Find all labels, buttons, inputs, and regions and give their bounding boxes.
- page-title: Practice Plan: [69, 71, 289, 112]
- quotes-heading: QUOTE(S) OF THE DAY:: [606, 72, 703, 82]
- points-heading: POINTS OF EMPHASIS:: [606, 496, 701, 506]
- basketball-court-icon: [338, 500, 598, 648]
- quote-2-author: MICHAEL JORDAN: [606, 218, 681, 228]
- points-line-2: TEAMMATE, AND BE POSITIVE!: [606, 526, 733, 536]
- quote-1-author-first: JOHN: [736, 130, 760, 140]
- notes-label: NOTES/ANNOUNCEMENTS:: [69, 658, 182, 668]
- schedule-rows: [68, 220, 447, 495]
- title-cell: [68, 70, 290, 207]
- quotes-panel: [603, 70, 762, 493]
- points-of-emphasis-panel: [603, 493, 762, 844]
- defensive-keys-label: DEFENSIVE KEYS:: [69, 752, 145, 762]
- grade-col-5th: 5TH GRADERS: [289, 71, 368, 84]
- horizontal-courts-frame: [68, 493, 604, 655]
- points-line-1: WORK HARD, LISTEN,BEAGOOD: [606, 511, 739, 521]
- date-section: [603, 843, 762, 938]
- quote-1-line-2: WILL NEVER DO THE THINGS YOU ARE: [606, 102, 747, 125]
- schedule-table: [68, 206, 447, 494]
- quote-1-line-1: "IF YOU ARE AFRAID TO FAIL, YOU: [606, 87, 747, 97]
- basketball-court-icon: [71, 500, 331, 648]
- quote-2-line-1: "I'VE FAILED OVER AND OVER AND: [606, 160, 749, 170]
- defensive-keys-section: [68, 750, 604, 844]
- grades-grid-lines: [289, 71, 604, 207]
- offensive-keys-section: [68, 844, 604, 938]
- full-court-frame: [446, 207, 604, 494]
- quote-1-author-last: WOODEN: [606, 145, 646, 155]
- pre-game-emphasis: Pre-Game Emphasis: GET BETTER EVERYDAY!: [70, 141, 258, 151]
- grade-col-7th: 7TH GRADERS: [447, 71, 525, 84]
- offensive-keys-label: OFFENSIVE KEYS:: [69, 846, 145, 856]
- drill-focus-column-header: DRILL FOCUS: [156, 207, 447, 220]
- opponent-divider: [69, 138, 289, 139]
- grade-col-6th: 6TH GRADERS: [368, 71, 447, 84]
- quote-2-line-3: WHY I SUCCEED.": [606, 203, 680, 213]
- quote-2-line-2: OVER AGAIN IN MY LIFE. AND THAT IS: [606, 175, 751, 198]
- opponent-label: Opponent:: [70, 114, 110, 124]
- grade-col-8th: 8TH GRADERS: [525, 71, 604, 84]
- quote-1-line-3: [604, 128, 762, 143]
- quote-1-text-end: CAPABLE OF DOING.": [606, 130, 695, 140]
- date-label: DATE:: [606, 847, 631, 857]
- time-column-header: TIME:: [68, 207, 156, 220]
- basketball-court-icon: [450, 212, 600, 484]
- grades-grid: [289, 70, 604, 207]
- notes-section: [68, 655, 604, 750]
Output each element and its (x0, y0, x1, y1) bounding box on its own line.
#####
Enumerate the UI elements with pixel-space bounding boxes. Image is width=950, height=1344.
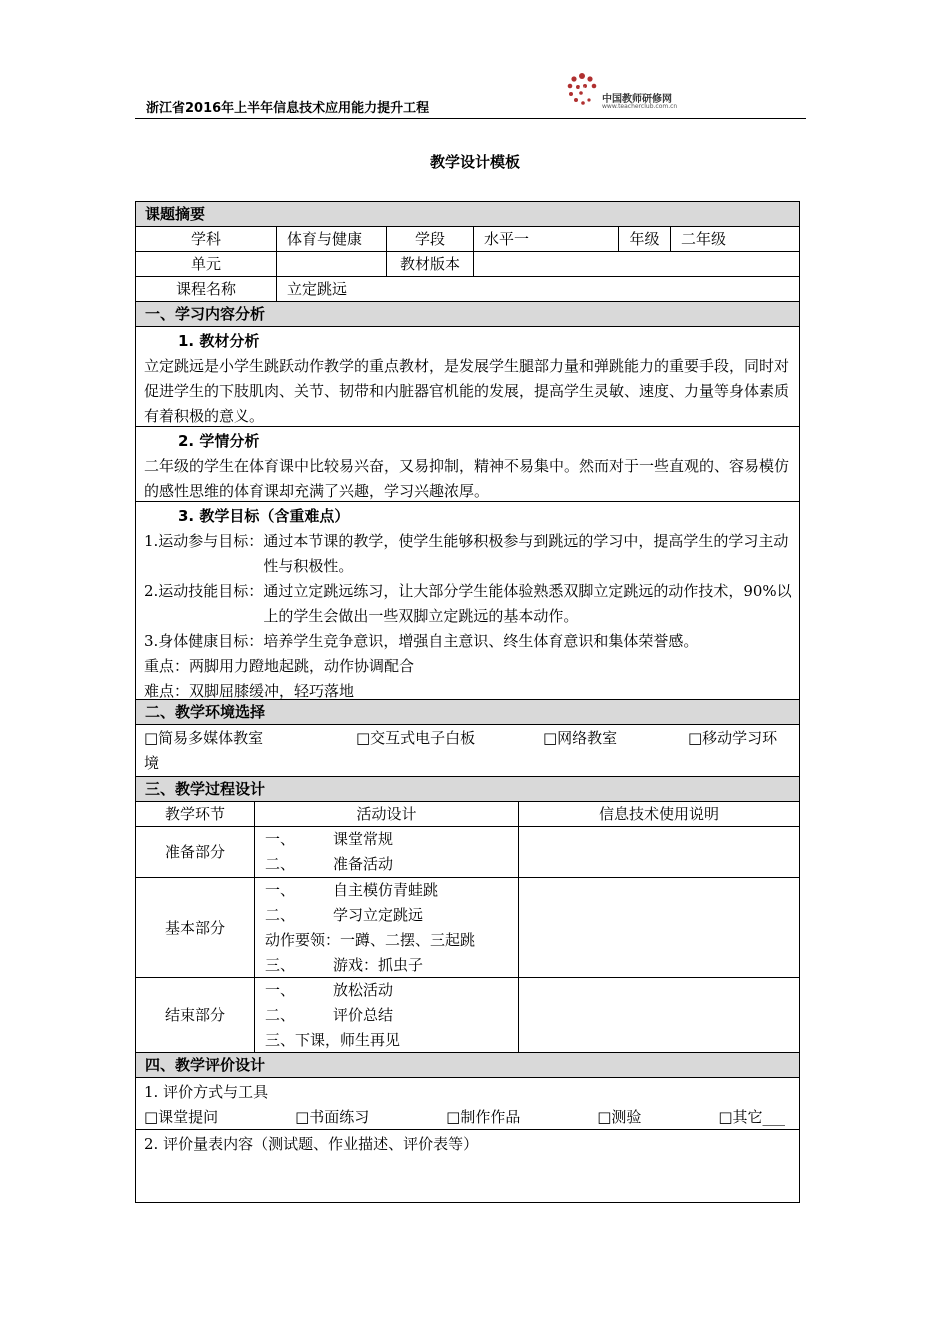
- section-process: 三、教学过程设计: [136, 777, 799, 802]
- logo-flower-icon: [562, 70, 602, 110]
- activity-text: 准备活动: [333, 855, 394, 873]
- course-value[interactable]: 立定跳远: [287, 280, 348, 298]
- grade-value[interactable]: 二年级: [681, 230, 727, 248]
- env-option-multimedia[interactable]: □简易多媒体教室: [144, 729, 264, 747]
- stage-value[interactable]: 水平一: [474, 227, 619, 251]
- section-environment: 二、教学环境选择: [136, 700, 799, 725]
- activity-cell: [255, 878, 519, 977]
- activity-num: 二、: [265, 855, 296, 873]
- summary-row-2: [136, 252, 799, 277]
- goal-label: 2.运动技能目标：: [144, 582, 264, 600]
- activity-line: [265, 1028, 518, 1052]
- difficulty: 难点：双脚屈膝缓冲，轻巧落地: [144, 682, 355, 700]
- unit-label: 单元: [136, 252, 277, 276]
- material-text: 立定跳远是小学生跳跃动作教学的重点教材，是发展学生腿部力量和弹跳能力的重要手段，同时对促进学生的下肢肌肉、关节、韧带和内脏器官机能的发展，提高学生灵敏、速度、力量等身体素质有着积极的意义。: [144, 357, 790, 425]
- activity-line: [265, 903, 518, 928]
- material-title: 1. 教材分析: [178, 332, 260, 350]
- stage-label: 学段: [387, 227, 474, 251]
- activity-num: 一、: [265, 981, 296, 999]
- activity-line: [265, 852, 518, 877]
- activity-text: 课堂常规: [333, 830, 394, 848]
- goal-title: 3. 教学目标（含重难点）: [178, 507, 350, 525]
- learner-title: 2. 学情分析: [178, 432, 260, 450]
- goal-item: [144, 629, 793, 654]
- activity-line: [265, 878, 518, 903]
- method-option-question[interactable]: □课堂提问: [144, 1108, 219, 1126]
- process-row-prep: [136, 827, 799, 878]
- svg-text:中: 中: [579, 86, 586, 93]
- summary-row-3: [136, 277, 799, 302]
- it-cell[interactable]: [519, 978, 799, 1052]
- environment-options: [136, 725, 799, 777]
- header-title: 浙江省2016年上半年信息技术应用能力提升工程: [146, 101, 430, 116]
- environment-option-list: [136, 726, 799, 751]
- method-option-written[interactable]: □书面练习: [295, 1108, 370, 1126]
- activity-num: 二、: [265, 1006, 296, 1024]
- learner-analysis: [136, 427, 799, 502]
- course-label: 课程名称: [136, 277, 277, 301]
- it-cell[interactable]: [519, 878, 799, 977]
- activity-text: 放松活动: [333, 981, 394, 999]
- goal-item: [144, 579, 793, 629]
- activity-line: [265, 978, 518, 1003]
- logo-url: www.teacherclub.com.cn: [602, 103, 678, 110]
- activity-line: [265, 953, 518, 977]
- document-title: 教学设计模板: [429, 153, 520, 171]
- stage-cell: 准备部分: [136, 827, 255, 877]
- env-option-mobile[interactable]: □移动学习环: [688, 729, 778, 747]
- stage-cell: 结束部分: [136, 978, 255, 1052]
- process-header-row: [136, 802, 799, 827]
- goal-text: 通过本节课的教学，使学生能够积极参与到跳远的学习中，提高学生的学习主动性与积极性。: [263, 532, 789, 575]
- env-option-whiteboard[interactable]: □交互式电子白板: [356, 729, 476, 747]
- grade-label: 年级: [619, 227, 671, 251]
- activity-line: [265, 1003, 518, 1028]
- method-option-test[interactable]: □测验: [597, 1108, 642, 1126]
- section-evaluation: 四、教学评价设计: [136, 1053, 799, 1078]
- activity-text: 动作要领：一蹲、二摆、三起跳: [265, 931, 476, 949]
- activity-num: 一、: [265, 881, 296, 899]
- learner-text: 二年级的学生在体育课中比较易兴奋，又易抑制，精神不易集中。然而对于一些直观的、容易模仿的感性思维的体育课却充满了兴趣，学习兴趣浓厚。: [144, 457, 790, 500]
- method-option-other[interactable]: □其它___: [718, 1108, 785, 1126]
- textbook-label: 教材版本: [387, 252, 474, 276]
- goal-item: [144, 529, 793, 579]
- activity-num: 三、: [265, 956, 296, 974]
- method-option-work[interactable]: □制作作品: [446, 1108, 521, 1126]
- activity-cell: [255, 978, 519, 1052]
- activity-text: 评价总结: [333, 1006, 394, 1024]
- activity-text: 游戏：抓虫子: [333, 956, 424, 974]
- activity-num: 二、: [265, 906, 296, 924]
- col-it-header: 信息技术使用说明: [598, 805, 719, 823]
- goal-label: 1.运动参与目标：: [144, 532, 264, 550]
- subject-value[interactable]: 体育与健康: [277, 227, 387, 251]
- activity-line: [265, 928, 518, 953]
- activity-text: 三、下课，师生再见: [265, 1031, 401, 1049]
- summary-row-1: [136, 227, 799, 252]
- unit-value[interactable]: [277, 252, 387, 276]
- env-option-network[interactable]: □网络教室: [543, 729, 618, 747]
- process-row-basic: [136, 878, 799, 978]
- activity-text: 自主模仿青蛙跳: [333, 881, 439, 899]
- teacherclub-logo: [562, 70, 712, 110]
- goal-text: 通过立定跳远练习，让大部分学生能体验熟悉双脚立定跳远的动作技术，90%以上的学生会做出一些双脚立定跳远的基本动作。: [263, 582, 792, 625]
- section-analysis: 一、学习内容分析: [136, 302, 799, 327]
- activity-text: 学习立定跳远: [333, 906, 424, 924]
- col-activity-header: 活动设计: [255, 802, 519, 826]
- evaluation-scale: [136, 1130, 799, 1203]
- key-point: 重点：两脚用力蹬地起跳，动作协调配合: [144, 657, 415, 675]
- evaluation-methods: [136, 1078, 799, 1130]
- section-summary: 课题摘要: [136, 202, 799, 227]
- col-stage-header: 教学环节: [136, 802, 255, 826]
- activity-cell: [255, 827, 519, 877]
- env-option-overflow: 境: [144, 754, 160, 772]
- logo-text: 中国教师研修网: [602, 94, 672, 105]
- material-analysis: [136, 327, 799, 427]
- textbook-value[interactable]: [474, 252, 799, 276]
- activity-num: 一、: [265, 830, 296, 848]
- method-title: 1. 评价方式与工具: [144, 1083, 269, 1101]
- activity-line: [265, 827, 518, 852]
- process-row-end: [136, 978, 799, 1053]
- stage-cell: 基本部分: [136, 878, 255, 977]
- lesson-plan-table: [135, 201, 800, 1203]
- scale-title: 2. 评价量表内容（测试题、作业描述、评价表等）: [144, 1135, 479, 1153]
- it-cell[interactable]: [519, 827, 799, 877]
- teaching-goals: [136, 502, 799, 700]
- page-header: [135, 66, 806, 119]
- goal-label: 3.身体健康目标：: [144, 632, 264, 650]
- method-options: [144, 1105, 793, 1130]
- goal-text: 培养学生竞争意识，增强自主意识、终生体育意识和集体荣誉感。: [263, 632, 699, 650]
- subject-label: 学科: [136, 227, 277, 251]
#####
WORK TO COMPLETE: Gather every line of the records above that contains the string "stage", and copy each one. Case counts.

TASK RESULT:
- stage-value[interactable]: 水平一: [474, 227, 619, 251]
- stage-label: 学段: [387, 227, 474, 251]
- stage-cell: 准备部分: [136, 827, 255, 877]
- stage-cell: 结束部分: [136, 978, 255, 1052]
- col-stage-header: 教学环节: [136, 802, 255, 826]
- stage-cell: 基本部分: [136, 878, 255, 977]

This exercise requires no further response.